**What is required:**
Each line of the material below should be reproduced exactly.

**Dataset:**
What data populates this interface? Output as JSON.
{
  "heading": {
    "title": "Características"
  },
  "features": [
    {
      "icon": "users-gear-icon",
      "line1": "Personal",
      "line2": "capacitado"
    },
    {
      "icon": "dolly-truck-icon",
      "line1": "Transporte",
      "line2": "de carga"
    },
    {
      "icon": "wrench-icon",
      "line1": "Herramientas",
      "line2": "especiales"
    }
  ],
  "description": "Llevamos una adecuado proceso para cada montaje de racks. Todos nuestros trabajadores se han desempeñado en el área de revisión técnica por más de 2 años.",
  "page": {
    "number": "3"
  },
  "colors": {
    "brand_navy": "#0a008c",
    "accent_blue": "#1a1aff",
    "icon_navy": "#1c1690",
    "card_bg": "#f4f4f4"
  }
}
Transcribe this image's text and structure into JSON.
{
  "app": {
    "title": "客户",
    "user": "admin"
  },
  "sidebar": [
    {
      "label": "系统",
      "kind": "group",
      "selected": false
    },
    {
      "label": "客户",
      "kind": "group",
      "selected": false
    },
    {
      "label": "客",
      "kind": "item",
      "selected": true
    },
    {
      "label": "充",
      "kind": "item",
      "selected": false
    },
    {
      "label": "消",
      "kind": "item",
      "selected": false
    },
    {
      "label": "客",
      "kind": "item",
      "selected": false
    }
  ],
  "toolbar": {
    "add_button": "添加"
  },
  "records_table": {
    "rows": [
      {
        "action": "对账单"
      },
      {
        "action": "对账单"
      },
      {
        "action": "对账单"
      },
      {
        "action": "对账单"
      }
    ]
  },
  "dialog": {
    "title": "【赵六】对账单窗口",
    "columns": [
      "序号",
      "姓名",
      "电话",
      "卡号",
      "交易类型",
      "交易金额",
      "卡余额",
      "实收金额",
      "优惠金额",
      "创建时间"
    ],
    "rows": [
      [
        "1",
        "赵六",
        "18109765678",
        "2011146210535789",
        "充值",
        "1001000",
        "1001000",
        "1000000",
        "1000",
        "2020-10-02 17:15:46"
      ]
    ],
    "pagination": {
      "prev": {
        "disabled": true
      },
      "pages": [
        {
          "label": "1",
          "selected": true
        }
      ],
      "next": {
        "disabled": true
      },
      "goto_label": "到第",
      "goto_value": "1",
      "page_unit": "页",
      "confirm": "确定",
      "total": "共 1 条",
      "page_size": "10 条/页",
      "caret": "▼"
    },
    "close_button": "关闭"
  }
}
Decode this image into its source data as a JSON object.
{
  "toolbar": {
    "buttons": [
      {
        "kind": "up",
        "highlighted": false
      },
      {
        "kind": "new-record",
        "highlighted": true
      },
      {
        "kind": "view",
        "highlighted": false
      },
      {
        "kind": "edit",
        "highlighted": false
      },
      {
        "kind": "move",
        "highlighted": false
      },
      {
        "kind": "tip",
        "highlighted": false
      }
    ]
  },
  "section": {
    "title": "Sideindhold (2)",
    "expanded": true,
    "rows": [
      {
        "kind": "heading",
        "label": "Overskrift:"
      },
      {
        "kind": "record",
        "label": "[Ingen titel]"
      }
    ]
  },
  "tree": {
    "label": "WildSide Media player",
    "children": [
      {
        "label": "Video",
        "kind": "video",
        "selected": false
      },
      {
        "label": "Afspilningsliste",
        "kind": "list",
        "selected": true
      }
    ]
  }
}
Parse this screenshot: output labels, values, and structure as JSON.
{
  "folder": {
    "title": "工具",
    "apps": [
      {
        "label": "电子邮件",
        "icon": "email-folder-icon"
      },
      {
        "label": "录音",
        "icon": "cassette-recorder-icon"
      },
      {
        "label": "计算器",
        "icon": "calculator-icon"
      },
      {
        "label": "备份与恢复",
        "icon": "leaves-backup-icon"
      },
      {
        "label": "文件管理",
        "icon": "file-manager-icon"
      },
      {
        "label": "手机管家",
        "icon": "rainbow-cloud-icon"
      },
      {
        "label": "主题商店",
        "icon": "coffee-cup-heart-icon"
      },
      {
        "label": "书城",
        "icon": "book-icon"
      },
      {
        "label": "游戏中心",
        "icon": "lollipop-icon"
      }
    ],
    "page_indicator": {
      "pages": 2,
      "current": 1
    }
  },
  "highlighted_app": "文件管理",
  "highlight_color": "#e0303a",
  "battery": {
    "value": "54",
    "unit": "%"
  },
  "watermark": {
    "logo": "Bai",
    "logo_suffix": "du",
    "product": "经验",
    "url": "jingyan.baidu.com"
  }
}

**Correct answer:**
What data populates this interface? Output as JSON.
{
  "heading": {
    "title": "Características"
  },
  "features": [
    {
      "icon": "users-gear-icon",
      "line1": "Personal",
      "line2": "capacitado"
    },
    {
      "icon": "dolly-truck-icon",
      "line1": "Transporte",
      "line2": "de carga"
    },
    {
      "icon": "wrench-icon",
      "line1": "Herramientas",
      "line2": "especiales"
    }
  ],
  "description": "Llevamos una adecuado proceso para cada montaje de racks. Todos nuestros trabajadores se han desempeñado en el área de revisión técnica por más de 2 años.",
  "page": {
    "number": "3"
  },
  "colors": {
    "brand_navy": "#0a008c",
    "accent_blue": "#1a1aff",
    "icon_navy": "#1c1690",
    "card_bg": "#f4f4f4"
  }
}
Transcribe this image's text and structure into JSON.
{
  "app": {
    "title": "客户",
    "user": "admin"
  },
  "sidebar": [
    {
      "label": "系统",
      "kind": "group",
      "selected": false
    },
    {
      "label": "客户",
      "kind": "group",
      "selected": false
    },
    {
      "label": "客",
      "kind": "item",
      "selected": true
    },
    {
      "label": "充",
      "kind": "item",
      "selected": false
    },
    {
      "label": "消",
      "kind": "item",
      "selected": false
    },
    {
      "label": "客",
      "kind": "item",
      "selected": false
    }
  ],
  "toolbar": {
    "add_button": "添加"
  },
  "records_table": {
    "rows": [
      {
        "action": "对账单"
      },
      {
        "action": "对账单"
      },
      {
        "action": "对账单"
      },
      {
        "action": "对账单"
      }
    ]
  },
  "dialog": {
    "title": "【赵六】对账单窗口",
    "columns": [
      "序号",
      "姓名",
      "电话",
      "卡号",
      "交易类型",
      "交易金额",
      "卡余额",
      "实收金额",
      "优惠金额",
      "创建时间"
    ],
    "rows": [
      [
        "1",
        "赵六",
        "18109765678",
        "2011146210535789",
        "充值",
        "1001000",
        "1001000",
        "1000000",
        "1000",
        "2020-10-02 17:15:46"
      ]
    ],
    "pagination": {
      "prev": {
        "disabled": true
      },
      "pages": [
        {
          "label": "1",
          "selected": true
        }
      ],
      "next": {
        "disabled": true
      },
      "goto_label": "到第",
      "goto_value": "1",
      "page_unit": "页",
      "confirm": "确定",
      "total": "共 1 条",
      "page_size": "10 条/页",
      "caret": "▼"
    },
    "close_button": "关闭"
  }
}
Decode this image into its source data as a JSON object.
{
  "toolbar": {
    "buttons": [
      {
        "kind": "up",
        "highlighted": false
      },
      {
        "kind": "new-record",
        "highlighted": true
      },
      {
        "kind": "view",
        "highlighted": false
      },
      {
        "kind": "edit",
        "highlighted": false
      },
      {
        "kind": "move",
        "highlighted": false
      },
      {
        "kind": "tip",
        "highlighted": false
      }
    ]
  },
  "section": {
    "title": "Sideindhold (2)",
    "expanded": true,
    "rows": [
      {
        "kind": "heading",
        "label": "Overskrift:"
      },
      {
        "kind": "record",
        "label": "[Ingen titel]"
      }
    ]
  },
  "tree": {
    "label": "WildSide Media player",
    "children": [
      {
        "label": "Video",
        "kind": "video",
        "selected": false
      },
      {
        "label": "Afspilningsliste",
        "kind": "list",
        "selected": true
      }
    ]
  }
}
Parse this screenshot: output labels, values, and structure as JSON.
{
  "folder": {
    "title": "工具",
    "apps": [
      {
        "label": "电子邮件",
        "icon": "email-folder-icon"
      },
      {
        "label": "录音",
        "icon": "cassette-recorder-icon"
      },
      {
        "label": "计算器",
        "icon": "calculator-icon"
      },
      {
        "label": "备份与恢复",
        "icon": "leaves-backup-icon"
      },
      {
        "label": "文件管理",
        "icon": "file-manager-icon"
      },
      {
        "label": "手机管家",
        "icon": "rainbow-cloud-icon"
      },
      {
        "label": "主题商店",
        "icon": "coffee-cup-heart-icon"
      },
      {
        "label": "书城",
        "icon": "book-icon"
      },
      {
        "label": "游戏中心",
        "icon": "lollipop-icon"
      }
    ],
    "page_indicator": {
      "pages": 2,
      "current": 1
    }
  },
  "highlighted_app": "文件管理",
  "highlight_color": "#e0303a",
  "battery": {
    "value": "54",
    "unit": "%"
  },
  "watermark": {
    "logo": "Bai",
    "logo_suffix": "du",
    "product": "经验",
    "url": "jingyan.baidu.com"
  }
}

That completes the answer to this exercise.